* Aim *
Reproduce the listing exactly, with no pictures in your copy.

Recorded data
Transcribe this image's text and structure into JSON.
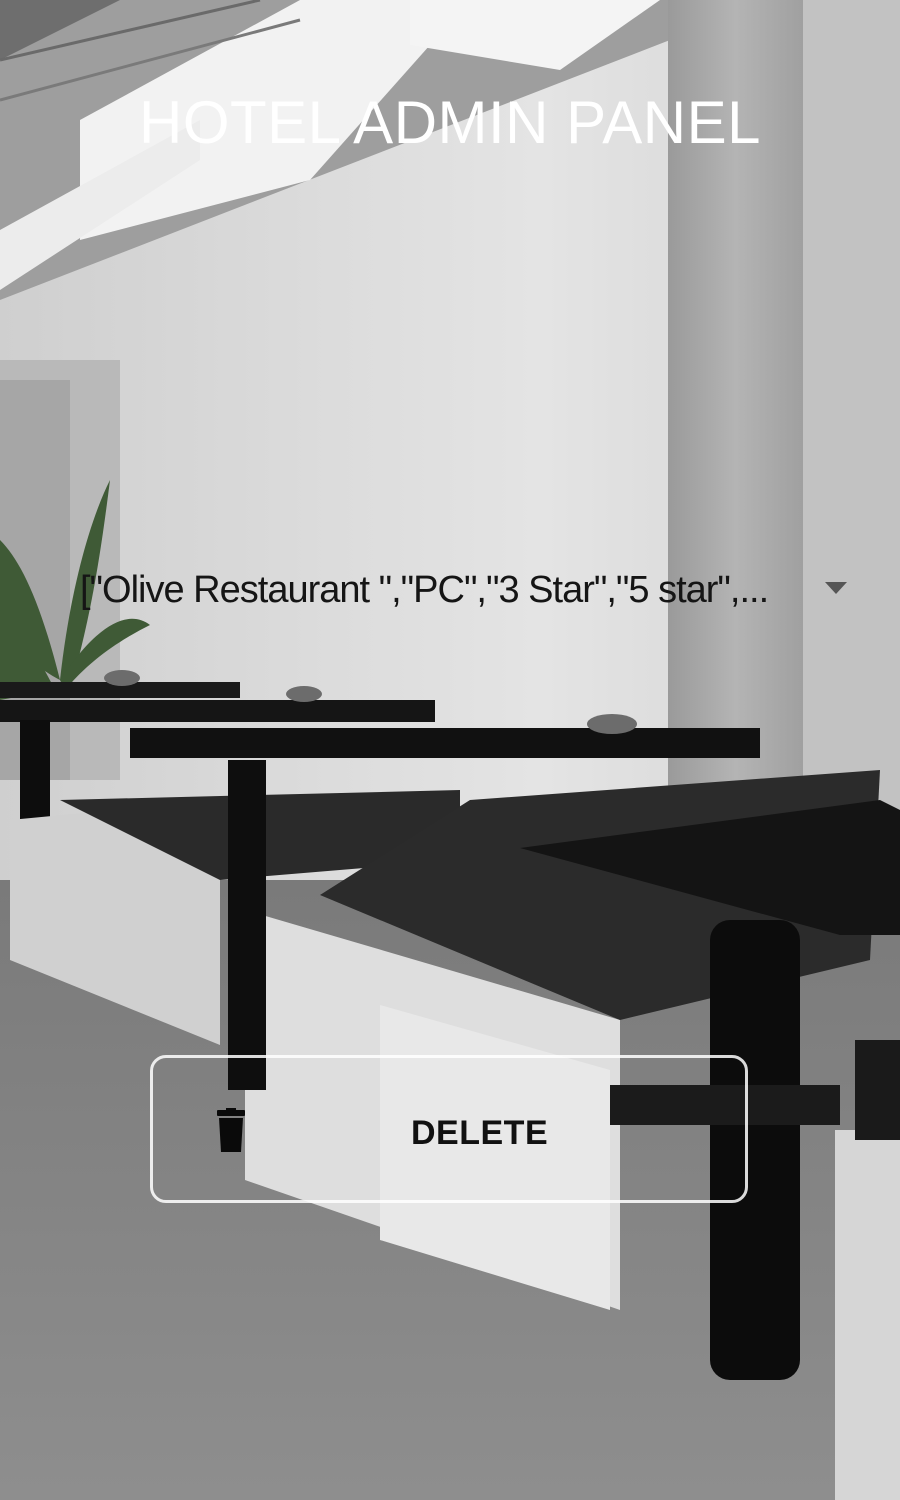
{
  "header": {
    "title": "HOTEL ADMIN PANEL"
  },
  "selector": {
    "selected_value": "[\"Olive Restaurant \",\"PC\",\"3 Star\",\"5 star\",..."
  },
  "actions": {
    "delete_label": "DELETE"
  },
  "icons": {
    "delete": "trash-icon",
    "dropdown": "dropdown-arrow-icon"
  },
  "colors": {
    "title_text": "#ffffff",
    "button_border": "#ffffff",
    "text_dark": "#111111"
  }
}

* Answer to the exercise *
Transcribe this image's text and structure into JSON.
{
  "header": {
    "title": "HOTEL ADMIN PANEL"
  },
  "selector": {
    "selected_value": "[\"Olive Restaurant \",\"PC\",\"3 Star\",\"5 star\",..."
  },
  "actions": {
    "delete_label": "DELETE"
  },
  "icons": {
    "delete": "trash-icon",
    "dropdown": "dropdown-arrow-icon"
  },
  "colors": {
    "title_text": "#ffffff",
    "button_border": "#ffffff",
    "text_dark": "#111111"
  }
}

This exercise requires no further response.